> [Task requirements]:
Lines containing the string "with" are to be collected in full.

## BEGIN The records

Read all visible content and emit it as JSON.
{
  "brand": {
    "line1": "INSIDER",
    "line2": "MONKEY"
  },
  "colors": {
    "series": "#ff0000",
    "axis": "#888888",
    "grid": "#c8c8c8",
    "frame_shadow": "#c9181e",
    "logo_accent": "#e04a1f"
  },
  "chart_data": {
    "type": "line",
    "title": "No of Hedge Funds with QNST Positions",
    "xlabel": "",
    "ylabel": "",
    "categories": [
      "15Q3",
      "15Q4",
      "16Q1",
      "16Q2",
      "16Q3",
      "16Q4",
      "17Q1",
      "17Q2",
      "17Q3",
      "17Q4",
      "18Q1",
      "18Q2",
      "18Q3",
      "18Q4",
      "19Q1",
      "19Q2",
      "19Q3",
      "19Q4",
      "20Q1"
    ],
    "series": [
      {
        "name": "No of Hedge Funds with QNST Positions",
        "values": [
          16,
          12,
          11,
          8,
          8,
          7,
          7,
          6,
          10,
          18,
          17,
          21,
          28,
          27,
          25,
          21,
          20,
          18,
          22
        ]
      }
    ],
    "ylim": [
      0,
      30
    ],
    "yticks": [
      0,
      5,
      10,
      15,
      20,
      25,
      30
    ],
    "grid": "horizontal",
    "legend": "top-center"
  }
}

## END The records

> [Reply to the exercise]:
    "title": "No of Hedge Funds with QNST Positions",
        "name": "No of Hedge Funds with QNST Positions",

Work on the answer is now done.